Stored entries

— START —

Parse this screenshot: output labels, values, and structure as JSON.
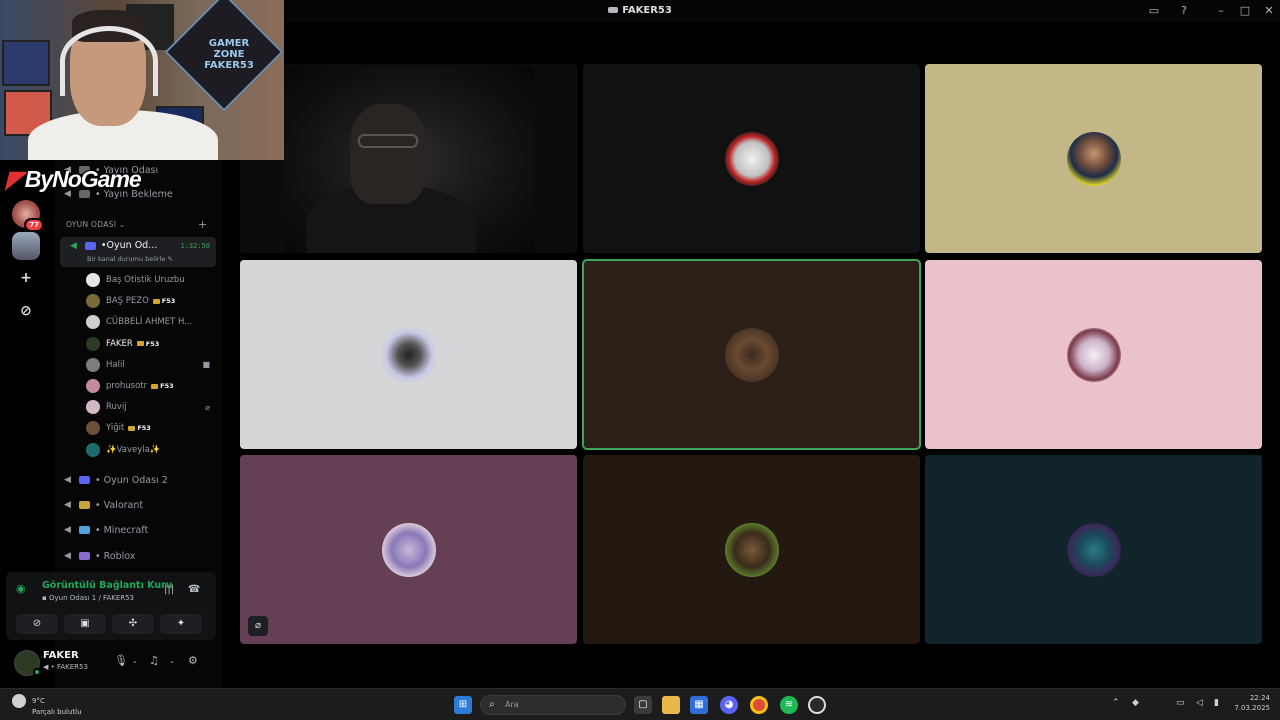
{
  "window": {
    "title": "FAKER53"
  },
  "logo": {
    "text": "ByNoGame"
  },
  "rail": {
    "badge": "77",
    "add": "+",
    "explore": "⊘"
  },
  "sidebar": {
    "top_channels": [
      {
        "label": "Yayın Odası"
      },
      {
        "label": "Yayın Bekleme"
      }
    ],
    "category": "OYUN ODASI",
    "active_channel": {
      "label": "Oyun Od...",
      "time": "1:32:50",
      "status": "Bir kanal durumu belirle"
    },
    "members": [
      {
        "name": "Baş Otistik Uruzbu",
        "tag": "",
        "color": "#e6e6e6"
      },
      {
        "name": "BAŞ PEZO",
        "tag": "F53",
        "color": "#7a6a3a"
      },
      {
        "name": "CÜBBELİ AHMET H...",
        "tag": "",
        "color": "#cfcfcf"
      },
      {
        "name": "FAKER",
        "tag": "F53",
        "color": "#2d3a24"
      },
      {
        "name": "Halil",
        "tag": "",
        "color": "#7d7d7d"
      },
      {
        "name": "prohusotr",
        "tag": "F53",
        "color": "#c48b9c"
      },
      {
        "name": "Ruvij",
        "tag": "",
        "color": "#d1b8c6"
      },
      {
        "name": "Yiğit",
        "tag": "F53",
        "color": "#6a4f3a"
      },
      {
        "name": "✨Vaveyla✨",
        "tag": "",
        "color": "#1e6b6b"
      }
    ],
    "other_channels": [
      {
        "label": "Oyun Odası 2",
        "emo": "#5865f2"
      },
      {
        "label": "Valorant",
        "emo": "#c9a23a"
      },
      {
        "label": "Minecraft",
        "emo": "#4fa3d9"
      },
      {
        "label": "Roblox",
        "emo": "#8a6cd1"
      }
    ]
  },
  "voice": {
    "title": "Görüntülü Bağlantı Kuru",
    "subtitle": "Oyun Odası 1 / FAKER53"
  },
  "user": {
    "name": "FAKER",
    "status": "FAKER53"
  },
  "webcam": {
    "sign": "GAMER ZONE FAKER53"
  },
  "taskbar": {
    "search_placeholder": "Ara",
    "weather_temp": "9°C",
    "weather_desc": "Parçalı bulutlu",
    "time": "22:24",
    "date": "7.03.2025"
  },
  "colors": {
    "accent": "#23a55a",
    "speaking": "#3ba55d",
    "danger": "#f23f43",
    "blurple": "#5865f2"
  }
}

— END —

Extract from the data every line where "name" shows up.

▶ _Reply_:
        "name": "Baş Otistik Uruzbu",
        "name": "BAŞ PEZO",
        "name": "CÜBBELİ AHMET H...",
        "name": "FAKER",
        "name": "Halil",
        "name": "prohusotr",
        "name": "Ruvij",
        "name": "Yiğit",
        "name": "✨Vaveyla✨",
    "name": "FAKER",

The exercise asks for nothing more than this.